[Material supplied]
***
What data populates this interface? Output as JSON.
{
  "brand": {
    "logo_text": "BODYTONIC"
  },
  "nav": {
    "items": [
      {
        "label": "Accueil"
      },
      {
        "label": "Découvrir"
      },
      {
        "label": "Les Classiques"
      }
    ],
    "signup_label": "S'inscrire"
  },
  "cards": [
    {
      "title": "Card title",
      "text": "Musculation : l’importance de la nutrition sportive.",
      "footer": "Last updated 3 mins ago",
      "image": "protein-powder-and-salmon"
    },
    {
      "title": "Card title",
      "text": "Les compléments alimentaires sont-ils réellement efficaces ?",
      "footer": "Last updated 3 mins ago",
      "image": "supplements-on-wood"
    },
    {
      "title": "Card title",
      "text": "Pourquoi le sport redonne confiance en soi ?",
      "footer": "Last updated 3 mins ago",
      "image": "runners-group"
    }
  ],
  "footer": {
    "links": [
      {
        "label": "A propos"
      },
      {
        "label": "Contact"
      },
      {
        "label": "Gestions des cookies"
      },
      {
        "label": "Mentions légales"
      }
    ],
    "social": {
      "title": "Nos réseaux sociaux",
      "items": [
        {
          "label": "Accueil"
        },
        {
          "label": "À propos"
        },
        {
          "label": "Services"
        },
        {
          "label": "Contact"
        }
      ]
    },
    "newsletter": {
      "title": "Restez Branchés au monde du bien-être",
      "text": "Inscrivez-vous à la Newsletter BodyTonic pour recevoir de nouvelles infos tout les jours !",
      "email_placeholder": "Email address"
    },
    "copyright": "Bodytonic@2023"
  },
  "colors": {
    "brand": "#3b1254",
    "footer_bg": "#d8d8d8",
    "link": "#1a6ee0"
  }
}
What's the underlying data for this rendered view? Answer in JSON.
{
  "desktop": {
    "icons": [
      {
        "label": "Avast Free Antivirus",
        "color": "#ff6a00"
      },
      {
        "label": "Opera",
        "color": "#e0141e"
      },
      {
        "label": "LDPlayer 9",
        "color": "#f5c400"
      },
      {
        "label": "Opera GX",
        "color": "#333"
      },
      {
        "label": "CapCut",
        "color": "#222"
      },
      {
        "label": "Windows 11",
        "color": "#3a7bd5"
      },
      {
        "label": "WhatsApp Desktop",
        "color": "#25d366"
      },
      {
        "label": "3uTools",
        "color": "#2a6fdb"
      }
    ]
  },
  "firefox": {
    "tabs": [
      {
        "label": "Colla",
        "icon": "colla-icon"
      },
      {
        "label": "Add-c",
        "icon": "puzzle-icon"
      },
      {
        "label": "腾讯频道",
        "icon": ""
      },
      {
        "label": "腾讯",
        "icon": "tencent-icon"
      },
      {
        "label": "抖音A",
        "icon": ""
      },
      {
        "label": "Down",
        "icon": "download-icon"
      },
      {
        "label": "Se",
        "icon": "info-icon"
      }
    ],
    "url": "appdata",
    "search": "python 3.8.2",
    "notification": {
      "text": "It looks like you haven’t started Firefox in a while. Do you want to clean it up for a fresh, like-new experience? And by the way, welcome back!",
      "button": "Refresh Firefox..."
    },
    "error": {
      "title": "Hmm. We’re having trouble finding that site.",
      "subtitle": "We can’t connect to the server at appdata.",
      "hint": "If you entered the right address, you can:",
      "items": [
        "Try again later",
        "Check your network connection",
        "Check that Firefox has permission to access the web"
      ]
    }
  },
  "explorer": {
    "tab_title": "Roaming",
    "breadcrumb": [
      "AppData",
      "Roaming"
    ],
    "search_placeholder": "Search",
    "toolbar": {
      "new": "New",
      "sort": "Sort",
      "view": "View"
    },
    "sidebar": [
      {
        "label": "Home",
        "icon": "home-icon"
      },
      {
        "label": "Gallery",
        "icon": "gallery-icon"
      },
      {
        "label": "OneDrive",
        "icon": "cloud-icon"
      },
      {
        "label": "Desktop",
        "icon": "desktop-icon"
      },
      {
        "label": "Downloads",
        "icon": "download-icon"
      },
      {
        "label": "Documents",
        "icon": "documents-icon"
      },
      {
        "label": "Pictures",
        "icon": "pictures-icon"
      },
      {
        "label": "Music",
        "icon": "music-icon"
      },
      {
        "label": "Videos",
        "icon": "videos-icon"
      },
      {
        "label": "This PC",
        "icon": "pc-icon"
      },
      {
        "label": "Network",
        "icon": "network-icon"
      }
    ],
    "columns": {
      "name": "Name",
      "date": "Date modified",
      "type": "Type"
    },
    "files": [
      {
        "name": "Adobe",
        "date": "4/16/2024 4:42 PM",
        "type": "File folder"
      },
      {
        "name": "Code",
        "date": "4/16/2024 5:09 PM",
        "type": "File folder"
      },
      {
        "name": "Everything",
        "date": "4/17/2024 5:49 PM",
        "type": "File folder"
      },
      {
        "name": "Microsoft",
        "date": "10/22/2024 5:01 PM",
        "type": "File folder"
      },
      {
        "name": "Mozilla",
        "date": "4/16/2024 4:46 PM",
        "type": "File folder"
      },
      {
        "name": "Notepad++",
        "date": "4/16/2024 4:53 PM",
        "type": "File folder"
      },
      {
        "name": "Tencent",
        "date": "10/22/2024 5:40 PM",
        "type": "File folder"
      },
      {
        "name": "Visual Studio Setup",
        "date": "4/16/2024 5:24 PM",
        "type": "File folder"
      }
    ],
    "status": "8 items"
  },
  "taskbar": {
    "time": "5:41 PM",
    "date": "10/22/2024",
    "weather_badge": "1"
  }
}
***
Reproduce each entry precisely, so that nothing differs from the original.

What data populates this interface? Output as JSON.
{
  "brand": {
    "logo_text": "BODYTONIC"
  },
  "nav": {
    "items": [
      {
        "label": "Accueil"
      },
      {
        "label": "Découvrir"
      },
      {
        "label": "Les Classiques"
      }
    ],
    "signup_label": "S'inscrire"
  },
  "cards": [
    {
      "title": "Card title",
      "text": "Musculation : l’importance de la nutrition sportive.",
      "footer": "Last updated 3 mins ago",
      "image": "protein-powder-and-salmon"
    },
    {
      "title": "Card title",
      "text": "Les compléments alimentaires sont-ils réellement efficaces ?",
      "footer": "Last updated 3 mins ago",
      "image": "supplements-on-wood"
    },
    {
      "title": "Card title",
      "text": "Pourquoi le sport redonne confiance en soi ?",
      "footer": "Last updated 3 mins ago",
      "image": "runners-group"
    }
  ],
  "footer": {
    "links": [
      {
        "label": "A propos"
      },
      {
        "label": "Contact"
      },
      {
        "label": "Gestions des cookies"
      },
      {
        "label": "Mentions légales"
      }
    ],
    "social": {
      "title": "Nos réseaux sociaux",
      "items": [
        {
          "label": "Accueil"
        },
        {
          "label": "À propos"
        },
        {
          "label": "Services"
        },
        {
          "label": "Contact"
        }
      ]
    },
    "newsletter": {
      "title": "Restez Branchés au monde du bien-être",
      "text": "Inscrivez-vous à la Newsletter BodyTonic pour recevoir de nouvelles infos tout les jours !",
      "email_placeholder": "Email address"
    },
    "copyright": "Bodytonic@2023"
  },
  "colors": {
    "brand": "#3b1254",
    "footer_bg": "#d8d8d8",
    "link": "#1a6ee0"
  }
}
What's the underlying data for this rendered view? Answer in JSON.
{
  "desktop": {
    "icons": [
      {
        "label": "Avast Free Antivirus",
        "color": "#ff6a00"
      },
      {
        "label": "Opera",
        "color": "#e0141e"
      },
      {
        "label": "LDPlayer 9",
        "color": "#f5c400"
      },
      {
        "label": "Opera GX",
        "color": "#333"
      },
      {
        "label": "CapCut",
        "color": "#222"
      },
      {
        "label": "Windows 11",
        "color": "#3a7bd5"
      },
      {
        "label": "WhatsApp Desktop",
        "color": "#25d366"
      },
      {
        "label": "3uTools",
        "color": "#2a6fdb"
      }
    ]
  },
  "firefox": {
    "tabs": [
      {
        "label": "Colla",
        "icon": "colla-icon"
      },
      {
        "label": "Add-c",
        "icon": "puzzle-icon"
      },
      {
        "label": "腾讯频道",
        "icon": ""
      },
      {
        "label": "腾讯",
        "icon": "tencent-icon"
      },
      {
        "label": "抖音A",
        "icon": ""
      },
      {
        "label": "Down",
        "icon": "download-icon"
      },
      {
        "label": "Se",
        "icon": "info-icon"
      }
    ],
    "url": "appdata",
    "search": "python 3.8.2",
    "notification": {
      "text": "It looks like you haven’t started Firefox in a while. Do you want to clean it up for a fresh, like-new experience? And by the way, welcome back!",
      "button": "Refresh Firefox..."
    },
    "error": {
      "title": "Hmm. We’re having trouble finding that site.",
      "subtitle": "We can’t connect to the server at appdata.",
      "hint": "If you entered the right address, you can:",
      "items": [
        "Try again later",
        "Check your network connection",
        "Check that Firefox has permission to access the web"
      ]
    }
  },
  "explorer": {
    "tab_title": "Roaming",
    "breadcrumb": [
      "AppData",
      "Roaming"
    ],
    "search_placeholder": "Search",
    "toolbar": {
      "new": "New",
      "sort": "Sort",
      "view": "View"
    },
    "sidebar": [
      {
        "label": "Home",
        "icon": "home-icon"
      },
      {
        "label": "Gallery",
        "icon": "gallery-icon"
      },
      {
        "label": "OneDrive",
        "icon": "cloud-icon"
      },
      {
        "label": "Desktop",
        "icon": "desktop-icon"
      },
      {
        "label": "Downloads",
        "icon": "download-icon"
      },
      {
        "label": "Documents",
        "icon": "documents-icon"
      },
      {
        "label": "Pictures",
        "icon": "pictures-icon"
      },
      {
        "label": "Music",
        "icon": "music-icon"
      },
      {
        "label": "Videos",
        "icon": "videos-icon"
      },
      {
        "label": "This PC",
        "icon": "pc-icon"
      },
      {
        "label": "Network",
        "icon": "network-icon"
      }
    ],
    "columns": {
      "name": "Name",
      "date": "Date modified",
      "type": "Type"
    },
    "files": [
      {
        "name": "Adobe",
        "date": "4/16/2024 4:42 PM",
        "type": "File folder"
      },
      {
        "name": "Code",
        "date": "4/16/2024 5:09 PM",
        "type": "File folder"
      },
      {
        "name": "Everything",
        "date": "4/17/2024 5:49 PM",
        "type": "File folder"
      },
      {
        "name": "Microsoft",
        "date": "10/22/2024 5:01 PM",
        "type": "File folder"
      },
      {
        "name": "Mozilla",
        "date": "4/16/2024 4:46 PM",
        "type": "File folder"
      },
      {
        "name": "Notepad++",
        "date": "4/16/2024 4:53 PM",
        "type": "File folder"
      },
      {
        "name": "Tencent",
        "date": "10/22/2024 5:40 PM",
        "type": "File folder"
      },
      {
        "name": "Visual Studio Setup",
        "date": "4/16/2024 5:24 PM",
        "type": "File folder"
      }
    ],
    "status": "8 items"
  },
  "taskbar": {
    "time": "5:41 PM",
    "date": "10/22/2024",
    "weather_badge": "1"
  }
}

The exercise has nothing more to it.